- **Data entries**:
####

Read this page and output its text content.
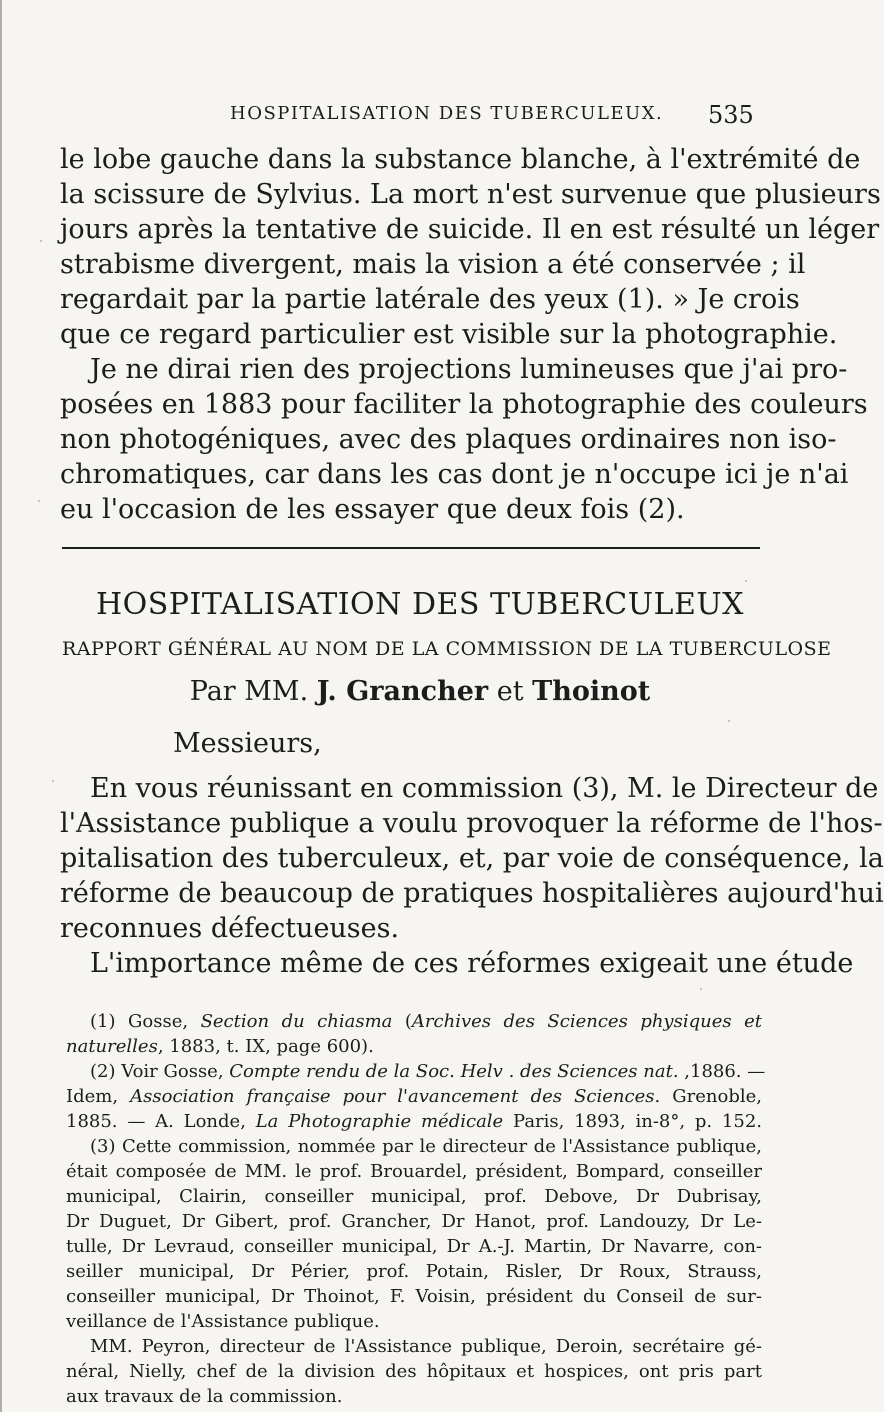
HOSPITALISATION DES TUBERCULEUX. 535
le lobe gauche dans la substance blanche, à l'extrémité de
la scissure de Sylvius. La mort n'est survenue que plusieurs
jours après la tentative de suicide. Il en est résulté un léger
strabisme divergent, mais la vision a été conservée ; il
regardait par la partie latérale des yeux (1). » Je crois
que ce regard particulier est visible sur la photographie.
Je ne dirai rien des projections lumineuses que j'ai pro-
posées en 1883 pour faciliter la photographie des couleurs
non photogéniques, avec des plaques ordinaires non iso-
chromatiques, car dans les cas dont je n'occupe ici je n'ai
eu l'occasion de les essayer que deux fois (2).
HOSPITALISATION DES TUBERCULEUX
RAPPORT GÉNÉRAL AU NOM DE LA COMMISSION DE LA TUBERCULOSE
Par MM. J. Grancher et Thoinot
Messieurs,
En vous réunissant en commission (3), M. le Directeur de
l'Assistance publique a voulu provoquer la réforme de l'hos-
pitalisation des tuberculeux, et, par voie de conséquence, la
réforme de beaucoup de pratiques hospitalières aujourd'hui
reconnues défectueuses.
L'importance même de ces réformes exigeait une étude
(1) Gosse, Section du chiasma (Archives des Sciences physiques et
naturelles, 1883, t. IX, page 600).
(2) Voir Gosse, Compte rendu de la Soc. Helv . des Sciences nat. ,1886. —
Idem, Association française pour l'avancement des Sciences. Grenoble,
1885. — A. Londe, La Photographie médicale Paris, 1893, in-8°, p. 152.
(3) Cette commission, nommée par le directeur de l'Assistance publique,
était composée de MM. le prof. Brouardel, président, Bompard, conseiller
municipal, Clairin, conseiller municipal, prof. Debove, Dr Dubrisay,
Dr Duguet, Dr Gibert, prof. Grancher, Dr Hanot, prof. Landouzy, Dr Le-
tulle, Dr Levraud, conseiller municipal, Dr A.-J. Martin, Dr Navarre, con-
seiller municipal, Dr Périer, prof. Potain, Risler, Dr Roux, Strauss,
conseiller municipal, Dr Thoinot, F. Voisin, président du Conseil de sur-
veillance de l'Assistance publique.
MM. Peyron, directeur de l'Assistance publique, Deroin, secrétaire gé-
néral, Nielly, chef de la division des hôpitaux et hospices, ont pris part
aux travaux de la commission.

####

Copy everything in the records above except the pictures, exactly as written.

- **Task answer**:
Read this page and output its text content.
HOSPITALISATION DES TUBERCULEUX. 535
le lobe gauche dans la substance blanche, à l'extrémité de
la scissure de Sylvius. La mort n'est survenue que plusieurs
jours après la tentative de suicide. Il en est résulté un léger
strabisme divergent, mais la vision a été conservée ; il
regardait par la partie latérale des yeux (1). » Je crois
que ce regard particulier est visible sur la photographie.
Je ne dirai rien des projections lumineuses que j'ai pro-
posées en 1883 pour faciliter la photographie des couleurs
non photogéniques, avec des plaques ordinaires non iso-
chromatiques, car dans les cas dont je n'occupe ici je n'ai
eu l'occasion de les essayer que deux fois (2).
HOSPITALISATION DES TUBERCULEUX
RAPPORT GÉNÉRAL AU NOM DE LA COMMISSION DE LA TUBERCULOSE
Par MM. J. Grancher et Thoinot
Messieurs,
En vous réunissant en commission (3), M. le Directeur de
l'Assistance publique a voulu provoquer la réforme de l'hos-
pitalisation des tuberculeux, et, par voie de conséquence, la
réforme de beaucoup de pratiques hospitalières aujourd'hui
reconnues défectueuses.
L'importance même de ces réformes exigeait une étude
(1) Gosse, Section du chiasma (Archives des Sciences physiques et
naturelles, 1883, t. IX, page 600).
(2) Voir Gosse, Compte rendu de la Soc. Helv . des Sciences nat. ,1886. —
Idem, Association française pour l'avancement des Sciences. Grenoble,
1885. — A. Londe, La Photographie médicale Paris, 1893, in-8°, p. 152.
(3) Cette commission, nommée par le directeur de l'Assistance publique,
était composée de MM. le prof. Brouardel, président, Bompard, conseiller
municipal, Clairin, conseiller municipal, prof. Debove, Dr Dubrisay,
Dr Duguet, Dr Gibert, prof. Grancher, Dr Hanot, prof. Landouzy, Dr Le-
tulle, Dr Levraud, conseiller municipal, Dr A.-J. Martin, Dr Navarre, con-
seiller municipal, Dr Périer, prof. Potain, Risler, Dr Roux, Strauss,
conseiller municipal, Dr Thoinot, F. Voisin, président du Conseil de sur-
veillance de l'Assistance publique.
MM. Peyron, directeur de l'Assistance publique, Deroin, secrétaire gé-
néral, Nielly, chef de la division des hôpitaux et hospices, ont pris part
aux travaux de la commission.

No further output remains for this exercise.